We limited the comparison to 18 decent-sized, developed democracies - Australia, New Zealand, the US, Canada, Japan, Britain, Ireland and 11 countries in continental Europe.
So, how does Australia compare? The bad news is that, in various respects, we're not the hot shots we imagine ourselves to be. The good news, however, is that in other respects we're not as hopeless as we sometimes assume.
A second shock to our self-image is that we're no longer the outstanding nation of home owners. Our rate of owners - 69 per cent - has hardly changed in 25 years.
In that time the Brits' rate has risen from 49 per cent to equal ours. And then there's the Italians on 78 per cent and the newly prosperous Irish on 83 per cent.
Never mind, console yourself with a drink. They can't match us on the hard stuff, surely?
Our alcoholic consumption per person has been falling since 1980, in which time it's gone from above average to just average. We're only the seventh-biggest beer drinkers and eighth on wine - which puts us well below average.
The one tipple where we hard-drinking macho Aussies top the list is "flavoured alcoholic drinks" - the ones where the maker pre-mixes a soft drink with an alcoholic base. Wow.
Next, though Australia remains one of the world's great producers of agricultural goods, we're not nearly as rural as we fondly imagine.

Records from a collection:
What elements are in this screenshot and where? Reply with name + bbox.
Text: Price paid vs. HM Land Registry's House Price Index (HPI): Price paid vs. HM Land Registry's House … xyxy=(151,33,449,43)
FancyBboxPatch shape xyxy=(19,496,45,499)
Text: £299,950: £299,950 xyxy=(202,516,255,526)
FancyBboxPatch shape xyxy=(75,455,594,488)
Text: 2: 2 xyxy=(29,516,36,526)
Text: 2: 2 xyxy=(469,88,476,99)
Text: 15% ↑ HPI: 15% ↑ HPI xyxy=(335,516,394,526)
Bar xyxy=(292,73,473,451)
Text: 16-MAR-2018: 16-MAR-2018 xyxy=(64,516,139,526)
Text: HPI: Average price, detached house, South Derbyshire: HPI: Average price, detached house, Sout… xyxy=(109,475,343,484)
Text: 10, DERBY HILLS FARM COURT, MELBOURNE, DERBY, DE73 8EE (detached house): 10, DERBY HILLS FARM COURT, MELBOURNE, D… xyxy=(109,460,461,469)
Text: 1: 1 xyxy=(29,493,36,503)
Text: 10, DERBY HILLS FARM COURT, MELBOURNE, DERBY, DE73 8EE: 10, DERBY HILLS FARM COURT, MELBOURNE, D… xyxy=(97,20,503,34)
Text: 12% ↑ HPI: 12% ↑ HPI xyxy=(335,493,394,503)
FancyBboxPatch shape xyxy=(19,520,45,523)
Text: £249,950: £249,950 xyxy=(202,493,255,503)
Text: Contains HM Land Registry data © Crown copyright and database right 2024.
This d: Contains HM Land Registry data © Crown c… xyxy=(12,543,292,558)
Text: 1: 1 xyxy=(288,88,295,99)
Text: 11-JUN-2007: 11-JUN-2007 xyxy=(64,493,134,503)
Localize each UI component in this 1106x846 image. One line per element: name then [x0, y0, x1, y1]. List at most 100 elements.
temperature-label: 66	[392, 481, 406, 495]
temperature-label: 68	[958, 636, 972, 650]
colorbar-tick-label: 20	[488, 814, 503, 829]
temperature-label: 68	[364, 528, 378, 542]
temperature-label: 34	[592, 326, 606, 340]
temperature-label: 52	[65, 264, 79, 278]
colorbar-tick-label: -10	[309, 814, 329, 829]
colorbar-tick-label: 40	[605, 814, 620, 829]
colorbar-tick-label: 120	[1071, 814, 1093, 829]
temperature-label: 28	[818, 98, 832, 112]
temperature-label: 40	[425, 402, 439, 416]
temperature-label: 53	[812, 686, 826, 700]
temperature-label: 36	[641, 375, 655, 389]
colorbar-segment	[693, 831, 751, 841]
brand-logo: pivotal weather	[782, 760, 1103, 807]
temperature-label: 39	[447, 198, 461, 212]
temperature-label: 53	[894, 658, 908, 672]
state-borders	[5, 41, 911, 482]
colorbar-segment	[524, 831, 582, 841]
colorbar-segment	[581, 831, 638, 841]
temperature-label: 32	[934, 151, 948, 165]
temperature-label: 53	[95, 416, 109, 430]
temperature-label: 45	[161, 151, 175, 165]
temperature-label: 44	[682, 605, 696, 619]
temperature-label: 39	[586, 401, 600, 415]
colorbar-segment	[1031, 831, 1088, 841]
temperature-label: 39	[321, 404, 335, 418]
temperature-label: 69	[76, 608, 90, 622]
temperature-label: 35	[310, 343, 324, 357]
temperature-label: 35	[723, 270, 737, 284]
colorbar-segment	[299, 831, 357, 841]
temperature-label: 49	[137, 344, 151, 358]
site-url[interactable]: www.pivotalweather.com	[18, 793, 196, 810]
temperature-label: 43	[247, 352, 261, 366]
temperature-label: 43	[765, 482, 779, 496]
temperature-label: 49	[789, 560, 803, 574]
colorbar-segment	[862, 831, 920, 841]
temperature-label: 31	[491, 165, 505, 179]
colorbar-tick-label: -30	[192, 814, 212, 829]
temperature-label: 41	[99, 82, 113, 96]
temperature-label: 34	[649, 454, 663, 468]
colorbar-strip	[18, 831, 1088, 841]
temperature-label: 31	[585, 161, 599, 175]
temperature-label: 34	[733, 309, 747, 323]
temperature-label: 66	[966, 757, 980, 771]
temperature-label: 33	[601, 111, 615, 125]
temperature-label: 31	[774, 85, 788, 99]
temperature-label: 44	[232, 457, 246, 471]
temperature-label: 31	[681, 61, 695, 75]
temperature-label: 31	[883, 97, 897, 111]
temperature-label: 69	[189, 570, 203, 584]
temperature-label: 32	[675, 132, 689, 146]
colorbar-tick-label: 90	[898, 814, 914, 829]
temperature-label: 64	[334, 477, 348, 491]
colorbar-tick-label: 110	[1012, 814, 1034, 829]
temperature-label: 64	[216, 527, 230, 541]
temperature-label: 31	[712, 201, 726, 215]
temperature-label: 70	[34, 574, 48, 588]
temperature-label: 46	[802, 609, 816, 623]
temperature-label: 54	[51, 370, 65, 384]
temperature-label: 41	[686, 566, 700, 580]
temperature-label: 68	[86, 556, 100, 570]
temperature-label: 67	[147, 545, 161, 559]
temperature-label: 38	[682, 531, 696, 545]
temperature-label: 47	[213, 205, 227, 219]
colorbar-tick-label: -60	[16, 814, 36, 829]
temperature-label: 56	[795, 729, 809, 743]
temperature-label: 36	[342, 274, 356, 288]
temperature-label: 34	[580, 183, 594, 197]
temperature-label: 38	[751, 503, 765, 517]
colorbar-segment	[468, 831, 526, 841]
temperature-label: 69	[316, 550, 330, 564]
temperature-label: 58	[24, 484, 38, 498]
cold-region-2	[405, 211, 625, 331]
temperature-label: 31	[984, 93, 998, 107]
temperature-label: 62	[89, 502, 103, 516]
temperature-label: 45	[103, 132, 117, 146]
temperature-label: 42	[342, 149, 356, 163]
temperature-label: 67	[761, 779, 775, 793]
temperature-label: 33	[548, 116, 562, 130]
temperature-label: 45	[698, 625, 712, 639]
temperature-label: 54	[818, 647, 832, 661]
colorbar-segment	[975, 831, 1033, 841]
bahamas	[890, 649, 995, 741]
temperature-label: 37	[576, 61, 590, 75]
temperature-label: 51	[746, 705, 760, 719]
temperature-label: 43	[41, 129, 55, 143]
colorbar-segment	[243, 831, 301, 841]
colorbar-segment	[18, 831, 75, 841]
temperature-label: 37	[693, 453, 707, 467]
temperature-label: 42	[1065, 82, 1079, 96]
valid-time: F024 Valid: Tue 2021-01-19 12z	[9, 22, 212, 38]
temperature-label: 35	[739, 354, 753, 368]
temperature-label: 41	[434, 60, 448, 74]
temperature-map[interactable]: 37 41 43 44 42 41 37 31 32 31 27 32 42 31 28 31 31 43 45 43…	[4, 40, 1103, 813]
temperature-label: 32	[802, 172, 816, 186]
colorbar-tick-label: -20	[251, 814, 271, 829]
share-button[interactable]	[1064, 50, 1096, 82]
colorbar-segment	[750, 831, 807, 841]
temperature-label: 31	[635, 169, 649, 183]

→ REQUIRED WORK:
For each statement, say whether the passage on how Australia compares with other developed democracies agrees with it, answering yes or no and quoting the deciding words. (a) Australia's rate of home owners has changed little over 25 years. (b) Australians are the biggest beer drinkers of the countries compared. (c) Alcohol consumption per person in Australia has been rising since 1980.

→ RESULT OF THE EXERCISE:
(a) Yes: "Our rate of owners - 69 per cent - has hardly changed in 25 years."
(b) No: "We're only the seventh-biggest beer drinkers"
(c) No: "Our alcoholic consumption per person has been falling since 1980"